Action demandée:
Répondez à ces questions sur le passage à examiner :
1. Quelles fonctions Jean Tudert occupait-il ?
2. À quelle date Henri de Marie fut-il reçu conseiller au Parlement ?
3. Qui Henri de Marie avait-il épousé ?

Passage à examiner:
Ainsi signé : Par le roy tenant ses requestes, èsquelles maistre Jehan Tudert2, Henry de Marie3 Jehan de la Reauté4 et plusieurs autres estoient. Rolant. — Visa. Contentor.


1 Mautroux, estropié, dit Godefroy, qui ne cite qu'un seul exemple, emprunté précisément au présent texte. (Dict. de l'anc. langue française.)
2 Jean Tudert, conseiller au Parlement de Paris et maître des requêtes. (Voy. ci-dessus, p. 59, note.)
3 Henri de Marie, chevalier, seigneur de Versigny, fils aîné d'Arnoul, seigneur dudit lieu, président au Parlement de Paris, et de Marie de Runay, sa première femme. Le 18 mai 1422, il fut reçu conseiller au Parlement, charge qu'il exerça jusqu'en 1455; il fut alors pourvu de la charge de maître des requêtes de l'hôtel, et il en prit le titre par les lettres qu'il obtint en chancellerie, le 3 août 1456. En cette qualité, Henri de Marie fut l'un des commissaires députés par Charles VII, en 1460, pour terminer certains débats et différends entre les maire et échevins de la Rochelle et le procureur général du roi. Puis, sous Louis I, l'office de premier président au Parlement de Toulouse lui fut donné, pour le récompenser de ses services ; il en remplit les fonctions jusqu'à sa mort arrivée a Paris, l'an 1495 ; il fut enterré dans l'église des Filles-Pénitentes de cette ville. Henri de Marie avait épousé Jeanne, fille d'Adam de Cambray, premier président du Parlement de Paris. (Blanchard, Généalogies des maistrès des Requestes, in-fol., 1670, p. 180.)

Entrées affichées:
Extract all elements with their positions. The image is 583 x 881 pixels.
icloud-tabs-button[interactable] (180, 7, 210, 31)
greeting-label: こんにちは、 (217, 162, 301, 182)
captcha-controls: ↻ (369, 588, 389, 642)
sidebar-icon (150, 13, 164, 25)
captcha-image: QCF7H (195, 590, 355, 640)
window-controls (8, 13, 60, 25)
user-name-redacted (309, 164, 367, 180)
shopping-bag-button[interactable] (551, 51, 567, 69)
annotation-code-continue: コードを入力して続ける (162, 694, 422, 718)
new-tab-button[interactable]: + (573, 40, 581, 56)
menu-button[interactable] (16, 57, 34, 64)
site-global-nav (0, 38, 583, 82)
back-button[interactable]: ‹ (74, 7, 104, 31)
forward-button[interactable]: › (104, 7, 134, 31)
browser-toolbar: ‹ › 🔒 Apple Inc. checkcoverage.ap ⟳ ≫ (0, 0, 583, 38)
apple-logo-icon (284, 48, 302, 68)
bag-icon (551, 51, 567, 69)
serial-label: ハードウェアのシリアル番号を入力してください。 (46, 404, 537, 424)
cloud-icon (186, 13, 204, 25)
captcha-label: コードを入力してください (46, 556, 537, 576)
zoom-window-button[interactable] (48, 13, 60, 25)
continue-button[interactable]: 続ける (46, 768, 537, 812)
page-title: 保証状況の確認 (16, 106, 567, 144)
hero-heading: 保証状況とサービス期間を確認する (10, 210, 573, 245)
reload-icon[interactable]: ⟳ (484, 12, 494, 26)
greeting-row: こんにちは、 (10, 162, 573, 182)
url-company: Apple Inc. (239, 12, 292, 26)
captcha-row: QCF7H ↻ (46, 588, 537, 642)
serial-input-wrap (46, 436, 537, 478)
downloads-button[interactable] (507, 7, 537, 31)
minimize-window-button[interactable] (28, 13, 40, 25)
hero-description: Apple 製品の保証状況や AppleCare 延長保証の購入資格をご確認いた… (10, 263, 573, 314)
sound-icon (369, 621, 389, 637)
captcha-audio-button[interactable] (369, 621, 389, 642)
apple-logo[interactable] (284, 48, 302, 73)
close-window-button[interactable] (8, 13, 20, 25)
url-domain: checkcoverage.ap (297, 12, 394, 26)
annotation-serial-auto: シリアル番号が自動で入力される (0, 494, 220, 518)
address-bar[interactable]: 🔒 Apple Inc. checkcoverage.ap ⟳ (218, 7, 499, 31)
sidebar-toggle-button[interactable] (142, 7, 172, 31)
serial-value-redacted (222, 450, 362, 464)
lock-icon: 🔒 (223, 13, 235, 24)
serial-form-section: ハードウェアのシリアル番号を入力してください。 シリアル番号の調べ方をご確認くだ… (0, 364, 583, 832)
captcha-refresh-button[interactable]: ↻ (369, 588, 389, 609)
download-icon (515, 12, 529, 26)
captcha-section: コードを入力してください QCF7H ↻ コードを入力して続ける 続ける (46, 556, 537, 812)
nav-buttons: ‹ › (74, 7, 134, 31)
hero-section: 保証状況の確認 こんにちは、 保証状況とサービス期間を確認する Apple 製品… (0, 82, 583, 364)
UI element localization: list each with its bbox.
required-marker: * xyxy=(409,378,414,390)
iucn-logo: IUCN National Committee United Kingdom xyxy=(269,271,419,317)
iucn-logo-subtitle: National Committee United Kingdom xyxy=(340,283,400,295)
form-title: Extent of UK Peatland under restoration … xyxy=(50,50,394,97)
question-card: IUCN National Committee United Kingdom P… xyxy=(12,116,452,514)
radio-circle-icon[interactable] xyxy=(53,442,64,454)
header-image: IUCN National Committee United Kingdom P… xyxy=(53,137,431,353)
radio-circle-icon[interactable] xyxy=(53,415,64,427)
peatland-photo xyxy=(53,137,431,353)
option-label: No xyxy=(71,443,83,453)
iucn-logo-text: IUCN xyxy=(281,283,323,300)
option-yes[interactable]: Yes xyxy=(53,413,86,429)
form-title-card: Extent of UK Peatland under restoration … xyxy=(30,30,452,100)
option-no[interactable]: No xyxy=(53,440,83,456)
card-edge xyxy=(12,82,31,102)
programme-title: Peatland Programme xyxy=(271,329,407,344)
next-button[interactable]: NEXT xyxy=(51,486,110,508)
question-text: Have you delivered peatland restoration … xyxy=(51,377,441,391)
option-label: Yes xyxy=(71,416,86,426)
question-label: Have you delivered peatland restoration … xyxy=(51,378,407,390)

Réponse:
1. Il était conseiller au Parlement de Paris et maître des requêtes.
2. Le 18 mai 1422.
3. Jeanne, fille d'Adam de Cambray, premier président du Parlement de Paris.